> **Task instructions**
Would you extract the whole listing below and retype it exactly?

> **Data supplied**
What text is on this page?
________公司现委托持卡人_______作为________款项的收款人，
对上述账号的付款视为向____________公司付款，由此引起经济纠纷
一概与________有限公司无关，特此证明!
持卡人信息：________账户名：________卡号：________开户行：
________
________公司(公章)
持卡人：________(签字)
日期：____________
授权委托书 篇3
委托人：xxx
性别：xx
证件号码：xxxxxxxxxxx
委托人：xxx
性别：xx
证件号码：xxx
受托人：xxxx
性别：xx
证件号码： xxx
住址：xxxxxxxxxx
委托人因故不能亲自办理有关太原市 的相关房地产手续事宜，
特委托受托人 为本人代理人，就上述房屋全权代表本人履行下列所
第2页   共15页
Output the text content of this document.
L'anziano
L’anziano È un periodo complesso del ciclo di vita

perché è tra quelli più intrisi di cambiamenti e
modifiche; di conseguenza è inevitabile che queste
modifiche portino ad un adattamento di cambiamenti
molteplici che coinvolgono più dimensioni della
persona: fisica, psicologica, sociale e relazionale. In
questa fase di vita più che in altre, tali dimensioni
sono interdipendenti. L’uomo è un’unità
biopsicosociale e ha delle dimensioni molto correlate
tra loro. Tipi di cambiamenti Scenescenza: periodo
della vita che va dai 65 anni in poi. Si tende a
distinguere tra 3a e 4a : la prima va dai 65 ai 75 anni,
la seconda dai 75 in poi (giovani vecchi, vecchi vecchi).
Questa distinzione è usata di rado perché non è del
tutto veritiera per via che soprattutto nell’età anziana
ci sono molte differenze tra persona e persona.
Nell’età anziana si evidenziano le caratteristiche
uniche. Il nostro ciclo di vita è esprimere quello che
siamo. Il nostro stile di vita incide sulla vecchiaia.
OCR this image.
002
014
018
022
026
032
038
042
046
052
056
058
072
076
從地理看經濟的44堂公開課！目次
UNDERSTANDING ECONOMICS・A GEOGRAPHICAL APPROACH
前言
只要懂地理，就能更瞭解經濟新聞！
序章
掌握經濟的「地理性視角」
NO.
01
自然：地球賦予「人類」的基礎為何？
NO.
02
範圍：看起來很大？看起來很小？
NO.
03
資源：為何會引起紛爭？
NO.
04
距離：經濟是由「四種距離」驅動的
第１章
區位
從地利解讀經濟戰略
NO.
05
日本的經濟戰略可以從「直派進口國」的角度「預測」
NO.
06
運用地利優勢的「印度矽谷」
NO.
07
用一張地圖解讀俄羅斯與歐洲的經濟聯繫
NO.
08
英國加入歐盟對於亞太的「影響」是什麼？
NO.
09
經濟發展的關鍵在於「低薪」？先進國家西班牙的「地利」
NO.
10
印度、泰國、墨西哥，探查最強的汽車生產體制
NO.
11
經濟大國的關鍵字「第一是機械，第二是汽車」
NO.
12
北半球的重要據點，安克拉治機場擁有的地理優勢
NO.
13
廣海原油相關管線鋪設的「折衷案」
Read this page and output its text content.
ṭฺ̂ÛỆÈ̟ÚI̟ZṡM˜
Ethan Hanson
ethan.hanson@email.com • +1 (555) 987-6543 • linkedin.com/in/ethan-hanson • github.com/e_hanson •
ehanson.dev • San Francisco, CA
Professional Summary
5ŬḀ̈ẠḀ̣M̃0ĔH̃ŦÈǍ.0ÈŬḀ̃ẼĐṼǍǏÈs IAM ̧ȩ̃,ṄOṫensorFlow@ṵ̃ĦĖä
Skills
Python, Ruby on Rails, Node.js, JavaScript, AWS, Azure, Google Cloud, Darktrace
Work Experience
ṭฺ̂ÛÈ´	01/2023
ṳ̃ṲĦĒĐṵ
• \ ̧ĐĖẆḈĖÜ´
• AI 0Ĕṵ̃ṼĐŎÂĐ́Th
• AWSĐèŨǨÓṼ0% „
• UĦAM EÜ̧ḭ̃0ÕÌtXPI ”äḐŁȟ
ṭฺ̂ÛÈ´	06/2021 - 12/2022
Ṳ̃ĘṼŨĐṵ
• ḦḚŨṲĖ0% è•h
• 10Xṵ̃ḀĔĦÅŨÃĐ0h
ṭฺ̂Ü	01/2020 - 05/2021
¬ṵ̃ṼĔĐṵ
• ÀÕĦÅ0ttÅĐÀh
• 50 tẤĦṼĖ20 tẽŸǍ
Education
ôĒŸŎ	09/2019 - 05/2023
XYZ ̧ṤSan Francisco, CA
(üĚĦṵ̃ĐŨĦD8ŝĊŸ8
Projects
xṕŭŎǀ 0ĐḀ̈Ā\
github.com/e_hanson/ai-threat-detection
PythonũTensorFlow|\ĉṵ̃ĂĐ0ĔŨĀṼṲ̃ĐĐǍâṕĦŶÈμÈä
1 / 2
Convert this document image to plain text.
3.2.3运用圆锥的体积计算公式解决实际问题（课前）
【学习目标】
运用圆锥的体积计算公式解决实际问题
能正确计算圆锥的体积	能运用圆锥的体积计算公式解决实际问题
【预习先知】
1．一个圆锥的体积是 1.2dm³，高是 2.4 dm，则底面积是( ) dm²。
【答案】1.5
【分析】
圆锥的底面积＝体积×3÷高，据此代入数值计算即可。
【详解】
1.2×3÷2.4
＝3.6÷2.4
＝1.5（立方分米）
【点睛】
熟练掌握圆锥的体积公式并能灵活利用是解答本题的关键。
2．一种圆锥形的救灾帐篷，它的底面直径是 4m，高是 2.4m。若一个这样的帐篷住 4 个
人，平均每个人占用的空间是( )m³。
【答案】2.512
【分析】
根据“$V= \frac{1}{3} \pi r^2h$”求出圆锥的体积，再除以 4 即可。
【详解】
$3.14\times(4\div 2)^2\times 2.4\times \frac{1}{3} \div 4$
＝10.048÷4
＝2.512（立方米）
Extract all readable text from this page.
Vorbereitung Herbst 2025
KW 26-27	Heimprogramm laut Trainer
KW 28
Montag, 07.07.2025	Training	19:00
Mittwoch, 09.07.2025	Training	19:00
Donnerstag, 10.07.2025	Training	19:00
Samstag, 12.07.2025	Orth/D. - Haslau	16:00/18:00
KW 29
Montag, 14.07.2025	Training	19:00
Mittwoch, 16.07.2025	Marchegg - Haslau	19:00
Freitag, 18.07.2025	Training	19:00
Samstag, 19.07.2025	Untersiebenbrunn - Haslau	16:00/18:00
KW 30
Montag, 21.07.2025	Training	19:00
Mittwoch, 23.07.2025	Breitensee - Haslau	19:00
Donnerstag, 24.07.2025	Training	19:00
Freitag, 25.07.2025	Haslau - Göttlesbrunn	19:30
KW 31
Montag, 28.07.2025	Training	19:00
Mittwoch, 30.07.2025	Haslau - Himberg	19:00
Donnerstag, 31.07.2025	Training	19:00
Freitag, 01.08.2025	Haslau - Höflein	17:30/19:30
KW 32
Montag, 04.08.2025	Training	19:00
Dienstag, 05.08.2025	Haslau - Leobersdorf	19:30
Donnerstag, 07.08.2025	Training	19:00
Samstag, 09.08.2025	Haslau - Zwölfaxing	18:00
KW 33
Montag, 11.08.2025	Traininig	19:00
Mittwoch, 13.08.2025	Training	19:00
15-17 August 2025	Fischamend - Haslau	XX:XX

> **Output**
What text is on this page?
________公司现委托持卡人_______作为________款项的收款人，
对上述账号的付款视为向____________公司付款，由此引起经济纠纷
一概与________有限公司无关，特此证明!
持卡人信息：________账户名：________卡号：________开户行：
________
________公司(公章)
持卡人：________(签字)
日期：____________
授权委托书 篇3
委托人：xxx
性别：xx
证件号码：xxxxxxxxxxx
委托人：xxx
性别：xx
证件号码：xxx
受托人：xxxx
性别：xx
证件号码： xxx
住址：xxxxxxxxxx
委托人因故不能亲自办理有关太原市 的相关房地产手续事宜，
特委托受托人 为本人代理人，就上述房屋全权代表本人履行下列所
第2页   共15页
Output the text content of this document.
L'anziano
L’anziano È un periodo complesso del ciclo di vita

perché è tra quelli più intrisi di cambiamenti e
modifiche; di conseguenza è inevitabile che queste
modifiche portino ad un adattamento di cambiamenti
molteplici che coinvolgono più dimensioni della
persona: fisica, psicologica, sociale e relazionale. In
questa fase di vita più che in altre, tali dimensioni
sono interdipendenti. L’uomo è un’unità
biopsicosociale e ha delle dimensioni molto correlate
tra loro. Tipi di cambiamenti Scenescenza: periodo
della vita che va dai 65 anni in poi. Si tende a
distinguere tra 3a e 4a : la prima va dai 65 ai 75 anni,
la seconda dai 75 in poi (giovani vecchi, vecchi vecchi).
Questa distinzione è usata di rado perché non è del
tutto veritiera per via che soprattutto nell’età anziana
ci sono molte differenze tra persona e persona.
Nell’età anziana si evidenziano le caratteristiche
uniche. Il nostro ciclo di vita è esprimere quello che
siamo. Il nostro stile di vita incide sulla vecchiaia.
OCR this image.
002
014
018
022
026
032
038
042
046
052
056
058
072
076
從地理看經濟的44堂公開課！目次
UNDERSTANDING ECONOMICS・A GEOGRAPHICAL APPROACH
前言
只要懂地理，就能更瞭解經濟新聞！
序章
掌握經濟的「地理性視角」
NO.
01
自然：地球賦予「人類」的基礎為何？
NO.
02
範圍：看起來很大？看起來很小？
NO.
03
資源：為何會引起紛爭？
NO.
04
距離：經濟是由「四種距離」驅動的
第１章
區位
從地利解讀經濟戰略
NO.
05
日本的經濟戰略可以從「直派進口國」的角度「預測」
NO.
06
運用地利優勢的「印度矽谷」
NO.
07
用一張地圖解讀俄羅斯與歐洲的經濟聯繫
NO.
08
英國加入歐盟對於亞太的「影響」是什麼？
NO.
09
經濟發展的關鍵在於「低薪」？先進國家西班牙的「地利」
NO.
10
印度、泰國、墨西哥，探查最強的汽車生產體制
NO.
11
經濟大國的關鍵字「第一是機械，第二是汽車」
NO.
12
北半球的重要據點，安克拉治機場擁有的地理優勢
NO.
13
廣海原油相關管線鋪設的「折衷案」
Read this page and output its text content.
ṭฺ̂ÛỆÈ̟ÚI̟ZṡM˜
Ethan Hanson
ethan.hanson@email.com • +1 (555) 987-6543 • linkedin.com/in/ethan-hanson • github.com/e_hanson •
ehanson.dev • San Francisco, CA
Professional Summary
5ŬḀ̈ẠḀ̣M̃0ĔH̃ŦÈǍ.0ÈŬḀ̃ẼĐṼǍǏÈs IAM ̧ȩ̃,ṄOṫensorFlow@ṵ̃ĦĖä
Skills
Python, Ruby on Rails, Node.js, JavaScript, AWS, Azure, Google Cloud, Darktrace
Work Experience
ṭฺ̂ÛÈ´	01/2023
ṳ̃ṲĦĒĐṵ
• \ ̧ĐĖẆḈĖÜ´
• AI 0Ĕṵ̃ṼĐŎÂĐ́Th
• AWSĐèŨǨÓṼ0% „
• UĦAM EÜ̧ḭ̃0ÕÌtXPI ”äḐŁȟ
ṭฺ̂ÛÈ´	06/2021 - 12/2022
Ṳ̃ĘṼŨĐṵ
• ḦḚŨṲĖ0% è•h
• 10Xṵ̃ḀĔĦÅŨÃĐ0h
ṭฺ̂Ü	01/2020 - 05/2021
¬ṵ̃ṼĔĐṵ
• ÀÕĦÅ0ttÅĐÀh
• 50 tẤĦṼĖ20 tẽŸǍ
Education
ôĒŸŎ	09/2019 - 05/2023
XYZ ̧ṤSan Francisco, CA
(üĚĦṵ̃ĐŨĦD8ŝĊŸ8
Projects
xṕŭŎǀ 0ĐḀ̈Ā\
github.com/e_hanson/ai-threat-detection
PythonũTensorFlow|\ĉṵ̃ĂĐ0ĔŨĀṼṲ̃ĐĐǍâṕĦŶÈμÈä
1 / 2
Convert this document image to plain text.
3.2.3运用圆锥的体积计算公式解决实际问题（课前）
【学习目标】
运用圆锥的体积计算公式解决实际问题
能正确计算圆锥的体积	能运用圆锥的体积计算公式解决实际问题
【预习先知】
1．一个圆锥的体积是 1.2dm³，高是 2.4 dm，则底面积是( ) dm²。
【答案】1.5
【分析】
圆锥的底面积＝体积×3÷高，据此代入数值计算即可。
【详解】
1.2×3÷2.4
＝3.6÷2.4
＝1.5（立方分米）
【点睛】
熟练掌握圆锥的体积公式并能灵活利用是解答本题的关键。
2．一种圆锥形的救灾帐篷，它的底面直径是 4m，高是 2.4m。若一个这样的帐篷住 4 个
人，平均每个人占用的空间是( )m³。
【答案】2.512
【分析】
根据“$V= \frac{1}{3} \pi r^2h$”求出圆锥的体积，再除以 4 即可。
【详解】
$3.14\times(4\div 2)^2\times 2.4\times \frac{1}{3} \div 4$
＝10.048÷4
＝2.512（立方米）
Extract all readable text from this page.
Vorbereitung Herbst 2025
KW 26-27	Heimprogramm laut Trainer
KW 28
Montag, 07.07.2025	Training	19:00
Mittwoch, 09.07.2025	Training	19:00
Donnerstag, 10.07.2025	Training	19:00
Samstag, 12.07.2025	Orth/D. - Haslau	16:00/18:00
KW 29
Montag, 14.07.2025	Training	19:00
Mittwoch, 16.07.2025	Marchegg - Haslau	19:00
Freitag, 18.07.2025	Training	19:00
Samstag, 19.07.2025	Untersiebenbrunn - Haslau	16:00/18:00
KW 30
Montag, 21.07.2025	Training	19:00
Mittwoch, 23.07.2025	Breitensee - Haslau	19:00
Donnerstag, 24.07.2025	Training	19:00
Freitag, 25.07.2025	Haslau - Göttlesbrunn	19:30
KW 31
Montag, 28.07.2025	Training	19:00
Mittwoch, 30.07.2025	Haslau - Himberg	19:00
Donnerstag, 31.07.2025	Training	19:00
Freitag, 01.08.2025	Haslau - Höflein	17:30/19:30
KW 32
Montag, 04.08.2025	Training	19:00
Dienstag, 05.08.2025	Haslau - Leobersdorf	19:30
Donnerstag, 07.08.2025	Training	19:00
Samstag, 09.08.2025	Haslau - Zwölfaxing	18:00
KW 33
Montag, 11.08.2025	Traininig	19:00
Mittwoch, 13.08.2025	Training	19:00
15-17 August 2025	Fischamend - Haslau	XX:XX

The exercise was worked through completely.